— start DATA PROVIDED —

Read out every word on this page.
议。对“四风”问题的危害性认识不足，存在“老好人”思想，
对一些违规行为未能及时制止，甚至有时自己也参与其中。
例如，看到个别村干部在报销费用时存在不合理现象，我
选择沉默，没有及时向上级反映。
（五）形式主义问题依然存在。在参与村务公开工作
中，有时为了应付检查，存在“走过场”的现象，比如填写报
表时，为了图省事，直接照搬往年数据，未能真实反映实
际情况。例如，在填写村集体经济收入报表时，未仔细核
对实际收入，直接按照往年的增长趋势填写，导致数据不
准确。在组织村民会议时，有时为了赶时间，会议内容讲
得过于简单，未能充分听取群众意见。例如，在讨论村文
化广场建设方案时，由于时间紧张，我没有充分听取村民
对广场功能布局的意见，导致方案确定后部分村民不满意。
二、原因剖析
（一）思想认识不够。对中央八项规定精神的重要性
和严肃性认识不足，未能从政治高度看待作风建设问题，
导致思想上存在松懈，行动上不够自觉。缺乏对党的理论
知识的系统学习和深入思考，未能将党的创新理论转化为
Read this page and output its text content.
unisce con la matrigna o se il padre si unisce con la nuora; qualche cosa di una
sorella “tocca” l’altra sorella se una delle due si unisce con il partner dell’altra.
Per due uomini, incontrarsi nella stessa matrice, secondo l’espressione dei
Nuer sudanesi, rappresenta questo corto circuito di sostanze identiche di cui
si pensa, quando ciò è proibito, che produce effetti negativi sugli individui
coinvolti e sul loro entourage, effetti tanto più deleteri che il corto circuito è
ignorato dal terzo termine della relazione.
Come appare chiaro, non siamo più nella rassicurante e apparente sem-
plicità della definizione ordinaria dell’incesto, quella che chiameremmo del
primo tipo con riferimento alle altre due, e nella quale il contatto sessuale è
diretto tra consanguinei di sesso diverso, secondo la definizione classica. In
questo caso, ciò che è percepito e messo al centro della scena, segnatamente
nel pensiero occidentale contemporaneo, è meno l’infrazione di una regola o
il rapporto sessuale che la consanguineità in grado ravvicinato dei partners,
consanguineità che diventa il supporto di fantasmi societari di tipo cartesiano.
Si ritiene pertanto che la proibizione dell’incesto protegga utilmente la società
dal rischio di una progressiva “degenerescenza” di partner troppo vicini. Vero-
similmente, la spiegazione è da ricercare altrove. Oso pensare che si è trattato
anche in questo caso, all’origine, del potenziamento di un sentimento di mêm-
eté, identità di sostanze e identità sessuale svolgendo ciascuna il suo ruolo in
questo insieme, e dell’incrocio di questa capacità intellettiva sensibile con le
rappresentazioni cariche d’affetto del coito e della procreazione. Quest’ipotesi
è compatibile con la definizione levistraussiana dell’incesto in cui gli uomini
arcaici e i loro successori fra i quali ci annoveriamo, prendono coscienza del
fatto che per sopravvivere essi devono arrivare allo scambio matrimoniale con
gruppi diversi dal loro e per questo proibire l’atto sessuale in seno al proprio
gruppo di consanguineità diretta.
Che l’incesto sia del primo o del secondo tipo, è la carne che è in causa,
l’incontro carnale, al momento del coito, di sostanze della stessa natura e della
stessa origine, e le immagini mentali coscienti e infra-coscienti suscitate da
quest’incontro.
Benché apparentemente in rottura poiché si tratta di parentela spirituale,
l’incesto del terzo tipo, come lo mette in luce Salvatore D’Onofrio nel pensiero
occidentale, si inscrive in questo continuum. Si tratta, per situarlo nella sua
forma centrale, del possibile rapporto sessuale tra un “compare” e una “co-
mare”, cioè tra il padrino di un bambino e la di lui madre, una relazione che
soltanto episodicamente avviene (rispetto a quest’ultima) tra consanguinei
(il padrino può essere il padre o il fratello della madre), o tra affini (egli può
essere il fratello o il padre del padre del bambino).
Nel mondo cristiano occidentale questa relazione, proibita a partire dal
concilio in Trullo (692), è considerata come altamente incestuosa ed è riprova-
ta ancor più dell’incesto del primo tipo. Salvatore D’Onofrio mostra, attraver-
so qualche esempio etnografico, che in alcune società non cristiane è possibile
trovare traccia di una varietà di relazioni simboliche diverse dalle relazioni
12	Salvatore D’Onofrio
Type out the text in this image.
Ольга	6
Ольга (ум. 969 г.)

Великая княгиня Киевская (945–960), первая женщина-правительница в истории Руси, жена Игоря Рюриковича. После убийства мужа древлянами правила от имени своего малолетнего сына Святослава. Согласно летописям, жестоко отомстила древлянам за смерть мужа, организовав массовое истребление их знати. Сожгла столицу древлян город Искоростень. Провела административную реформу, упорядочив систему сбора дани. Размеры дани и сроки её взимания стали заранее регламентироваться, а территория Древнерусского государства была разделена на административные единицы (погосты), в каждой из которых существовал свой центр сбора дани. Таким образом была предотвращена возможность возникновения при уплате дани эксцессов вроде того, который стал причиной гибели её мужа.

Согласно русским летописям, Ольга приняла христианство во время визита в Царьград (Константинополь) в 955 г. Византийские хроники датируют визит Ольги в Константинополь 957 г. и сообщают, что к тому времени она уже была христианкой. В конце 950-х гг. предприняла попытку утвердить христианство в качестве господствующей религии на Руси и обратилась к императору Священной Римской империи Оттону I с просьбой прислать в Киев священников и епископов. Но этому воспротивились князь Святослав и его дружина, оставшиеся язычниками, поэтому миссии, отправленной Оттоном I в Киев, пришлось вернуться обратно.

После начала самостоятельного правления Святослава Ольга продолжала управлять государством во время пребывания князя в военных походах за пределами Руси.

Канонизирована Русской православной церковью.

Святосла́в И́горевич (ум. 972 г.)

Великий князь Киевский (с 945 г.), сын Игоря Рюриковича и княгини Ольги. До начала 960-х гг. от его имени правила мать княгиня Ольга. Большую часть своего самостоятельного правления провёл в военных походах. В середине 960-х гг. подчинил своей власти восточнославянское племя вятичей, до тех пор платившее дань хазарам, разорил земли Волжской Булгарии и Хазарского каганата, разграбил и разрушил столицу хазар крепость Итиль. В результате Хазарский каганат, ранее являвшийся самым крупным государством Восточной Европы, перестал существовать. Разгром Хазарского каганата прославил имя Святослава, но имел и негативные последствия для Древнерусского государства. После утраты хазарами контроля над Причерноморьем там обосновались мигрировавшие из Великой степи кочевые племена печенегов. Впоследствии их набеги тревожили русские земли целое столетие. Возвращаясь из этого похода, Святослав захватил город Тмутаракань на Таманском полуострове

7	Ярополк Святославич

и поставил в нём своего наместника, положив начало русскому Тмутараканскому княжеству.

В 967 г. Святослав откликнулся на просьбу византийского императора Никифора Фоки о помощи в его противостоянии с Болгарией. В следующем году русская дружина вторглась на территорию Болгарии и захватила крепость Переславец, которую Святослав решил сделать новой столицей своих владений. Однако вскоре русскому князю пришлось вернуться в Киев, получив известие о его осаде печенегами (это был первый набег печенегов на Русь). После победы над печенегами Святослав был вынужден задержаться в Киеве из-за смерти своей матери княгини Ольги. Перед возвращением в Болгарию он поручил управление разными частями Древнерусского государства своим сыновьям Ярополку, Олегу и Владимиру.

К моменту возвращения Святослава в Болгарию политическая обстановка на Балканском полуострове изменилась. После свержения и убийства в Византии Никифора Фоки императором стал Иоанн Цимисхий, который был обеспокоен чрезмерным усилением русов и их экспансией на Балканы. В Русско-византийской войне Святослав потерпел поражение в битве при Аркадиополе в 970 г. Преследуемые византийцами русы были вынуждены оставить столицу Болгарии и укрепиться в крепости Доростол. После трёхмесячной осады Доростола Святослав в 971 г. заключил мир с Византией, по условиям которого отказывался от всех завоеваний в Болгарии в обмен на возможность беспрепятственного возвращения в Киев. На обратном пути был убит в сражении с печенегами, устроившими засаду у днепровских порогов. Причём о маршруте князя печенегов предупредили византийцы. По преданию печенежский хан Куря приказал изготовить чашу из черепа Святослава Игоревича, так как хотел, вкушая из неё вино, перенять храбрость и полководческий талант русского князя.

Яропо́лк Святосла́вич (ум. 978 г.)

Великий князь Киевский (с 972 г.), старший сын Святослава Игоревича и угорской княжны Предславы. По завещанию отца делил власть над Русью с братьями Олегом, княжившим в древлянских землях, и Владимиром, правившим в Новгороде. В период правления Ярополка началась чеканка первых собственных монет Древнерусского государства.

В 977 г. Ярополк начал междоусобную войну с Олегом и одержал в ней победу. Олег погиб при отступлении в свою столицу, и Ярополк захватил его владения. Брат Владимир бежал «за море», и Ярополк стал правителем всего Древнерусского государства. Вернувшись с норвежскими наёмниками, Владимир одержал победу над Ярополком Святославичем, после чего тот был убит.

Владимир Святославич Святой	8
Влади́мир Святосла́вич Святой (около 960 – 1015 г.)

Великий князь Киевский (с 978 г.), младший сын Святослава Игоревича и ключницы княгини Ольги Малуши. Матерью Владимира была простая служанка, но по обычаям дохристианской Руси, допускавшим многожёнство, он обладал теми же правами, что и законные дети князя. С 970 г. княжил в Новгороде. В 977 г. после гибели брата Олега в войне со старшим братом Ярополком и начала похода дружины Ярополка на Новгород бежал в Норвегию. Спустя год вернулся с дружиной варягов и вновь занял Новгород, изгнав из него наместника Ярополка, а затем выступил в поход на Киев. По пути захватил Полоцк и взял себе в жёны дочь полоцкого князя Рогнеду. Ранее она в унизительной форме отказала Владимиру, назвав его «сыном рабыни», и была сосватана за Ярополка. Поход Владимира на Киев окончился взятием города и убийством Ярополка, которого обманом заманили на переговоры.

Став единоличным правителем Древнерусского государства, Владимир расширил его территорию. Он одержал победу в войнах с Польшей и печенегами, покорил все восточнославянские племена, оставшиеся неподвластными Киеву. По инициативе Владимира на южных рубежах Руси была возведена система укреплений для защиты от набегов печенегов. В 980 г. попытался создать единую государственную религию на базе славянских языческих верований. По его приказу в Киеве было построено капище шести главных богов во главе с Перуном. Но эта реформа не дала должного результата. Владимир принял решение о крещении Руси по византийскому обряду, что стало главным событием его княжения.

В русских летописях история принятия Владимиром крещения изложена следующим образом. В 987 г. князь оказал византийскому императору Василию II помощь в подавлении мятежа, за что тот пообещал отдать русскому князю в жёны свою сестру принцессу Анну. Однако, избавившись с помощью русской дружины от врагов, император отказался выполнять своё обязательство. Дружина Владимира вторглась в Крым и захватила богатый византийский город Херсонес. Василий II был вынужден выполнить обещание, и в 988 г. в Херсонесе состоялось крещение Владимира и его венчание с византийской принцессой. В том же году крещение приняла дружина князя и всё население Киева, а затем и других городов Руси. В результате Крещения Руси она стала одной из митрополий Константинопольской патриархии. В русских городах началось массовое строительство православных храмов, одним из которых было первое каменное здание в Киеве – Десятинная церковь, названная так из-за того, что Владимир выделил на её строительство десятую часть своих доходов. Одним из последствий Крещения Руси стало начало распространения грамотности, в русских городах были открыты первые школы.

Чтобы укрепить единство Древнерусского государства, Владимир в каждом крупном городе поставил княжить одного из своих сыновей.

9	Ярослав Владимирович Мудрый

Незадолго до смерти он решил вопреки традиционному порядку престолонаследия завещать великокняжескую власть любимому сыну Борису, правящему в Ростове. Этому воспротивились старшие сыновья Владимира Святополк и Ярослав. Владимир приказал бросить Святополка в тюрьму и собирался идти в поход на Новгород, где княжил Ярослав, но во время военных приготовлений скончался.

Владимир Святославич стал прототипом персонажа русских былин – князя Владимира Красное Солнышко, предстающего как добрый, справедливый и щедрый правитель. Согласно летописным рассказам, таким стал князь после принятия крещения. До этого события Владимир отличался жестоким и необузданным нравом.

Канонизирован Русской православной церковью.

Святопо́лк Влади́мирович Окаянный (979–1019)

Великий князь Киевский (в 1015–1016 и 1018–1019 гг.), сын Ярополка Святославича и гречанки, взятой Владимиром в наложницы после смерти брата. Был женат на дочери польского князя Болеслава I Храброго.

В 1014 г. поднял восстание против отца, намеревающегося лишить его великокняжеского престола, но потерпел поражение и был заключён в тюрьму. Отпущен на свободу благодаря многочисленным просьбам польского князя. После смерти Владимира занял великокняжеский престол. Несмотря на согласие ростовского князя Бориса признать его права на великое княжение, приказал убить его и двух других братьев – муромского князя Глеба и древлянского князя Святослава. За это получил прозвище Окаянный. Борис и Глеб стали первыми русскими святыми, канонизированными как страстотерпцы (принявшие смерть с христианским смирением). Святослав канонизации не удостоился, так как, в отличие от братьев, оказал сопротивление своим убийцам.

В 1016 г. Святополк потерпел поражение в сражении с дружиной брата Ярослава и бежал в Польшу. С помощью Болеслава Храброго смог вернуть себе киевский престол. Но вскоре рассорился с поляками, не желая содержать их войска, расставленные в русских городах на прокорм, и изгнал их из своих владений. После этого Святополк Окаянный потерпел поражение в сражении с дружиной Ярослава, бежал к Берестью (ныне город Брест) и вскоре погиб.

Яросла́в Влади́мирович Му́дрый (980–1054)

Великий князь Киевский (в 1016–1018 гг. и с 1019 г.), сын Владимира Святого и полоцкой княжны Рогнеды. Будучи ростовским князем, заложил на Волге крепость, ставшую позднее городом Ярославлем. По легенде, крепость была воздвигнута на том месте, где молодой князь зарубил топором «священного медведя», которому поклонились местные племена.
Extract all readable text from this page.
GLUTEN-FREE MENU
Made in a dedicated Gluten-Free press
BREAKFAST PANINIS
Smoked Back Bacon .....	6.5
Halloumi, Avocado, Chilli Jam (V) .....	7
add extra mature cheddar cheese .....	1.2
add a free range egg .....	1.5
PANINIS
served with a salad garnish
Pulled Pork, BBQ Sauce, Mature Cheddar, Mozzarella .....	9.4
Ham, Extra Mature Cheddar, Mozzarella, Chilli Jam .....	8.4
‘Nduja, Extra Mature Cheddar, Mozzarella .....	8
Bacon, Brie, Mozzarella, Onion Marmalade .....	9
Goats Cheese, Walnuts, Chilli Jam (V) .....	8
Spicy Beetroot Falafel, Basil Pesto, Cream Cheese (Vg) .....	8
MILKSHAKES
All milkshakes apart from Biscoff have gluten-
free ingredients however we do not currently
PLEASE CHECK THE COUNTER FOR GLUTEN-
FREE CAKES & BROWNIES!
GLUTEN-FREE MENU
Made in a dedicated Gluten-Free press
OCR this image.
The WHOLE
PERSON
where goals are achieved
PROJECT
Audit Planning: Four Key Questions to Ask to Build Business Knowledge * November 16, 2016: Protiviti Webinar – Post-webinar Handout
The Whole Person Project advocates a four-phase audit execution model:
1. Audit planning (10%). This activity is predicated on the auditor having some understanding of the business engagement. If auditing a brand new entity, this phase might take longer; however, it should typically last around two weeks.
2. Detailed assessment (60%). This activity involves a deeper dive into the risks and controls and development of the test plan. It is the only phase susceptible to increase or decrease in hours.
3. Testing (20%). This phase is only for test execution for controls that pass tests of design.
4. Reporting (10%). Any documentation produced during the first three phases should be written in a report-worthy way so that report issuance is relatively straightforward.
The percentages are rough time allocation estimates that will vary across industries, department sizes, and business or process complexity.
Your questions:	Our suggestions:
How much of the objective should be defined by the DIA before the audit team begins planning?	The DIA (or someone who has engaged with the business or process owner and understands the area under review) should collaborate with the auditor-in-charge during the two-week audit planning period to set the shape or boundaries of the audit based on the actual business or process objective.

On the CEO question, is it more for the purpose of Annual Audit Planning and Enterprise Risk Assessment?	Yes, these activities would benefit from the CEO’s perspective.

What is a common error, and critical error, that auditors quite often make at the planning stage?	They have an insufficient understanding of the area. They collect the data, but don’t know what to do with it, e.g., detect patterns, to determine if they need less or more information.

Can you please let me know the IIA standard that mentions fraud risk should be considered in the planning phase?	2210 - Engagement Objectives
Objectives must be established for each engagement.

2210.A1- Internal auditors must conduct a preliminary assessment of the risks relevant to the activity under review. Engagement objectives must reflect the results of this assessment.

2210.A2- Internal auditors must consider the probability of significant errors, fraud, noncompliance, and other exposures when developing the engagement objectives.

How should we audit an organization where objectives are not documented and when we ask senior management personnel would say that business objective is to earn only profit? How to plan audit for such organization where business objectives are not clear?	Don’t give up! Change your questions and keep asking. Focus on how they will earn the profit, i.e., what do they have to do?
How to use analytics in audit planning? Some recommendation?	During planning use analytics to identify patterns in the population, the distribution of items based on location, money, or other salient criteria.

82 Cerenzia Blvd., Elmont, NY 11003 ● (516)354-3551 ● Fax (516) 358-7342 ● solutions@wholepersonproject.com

— end DATA PROVIDED —

Provide only the count of lines in the data above that include the string "Болеслава".

2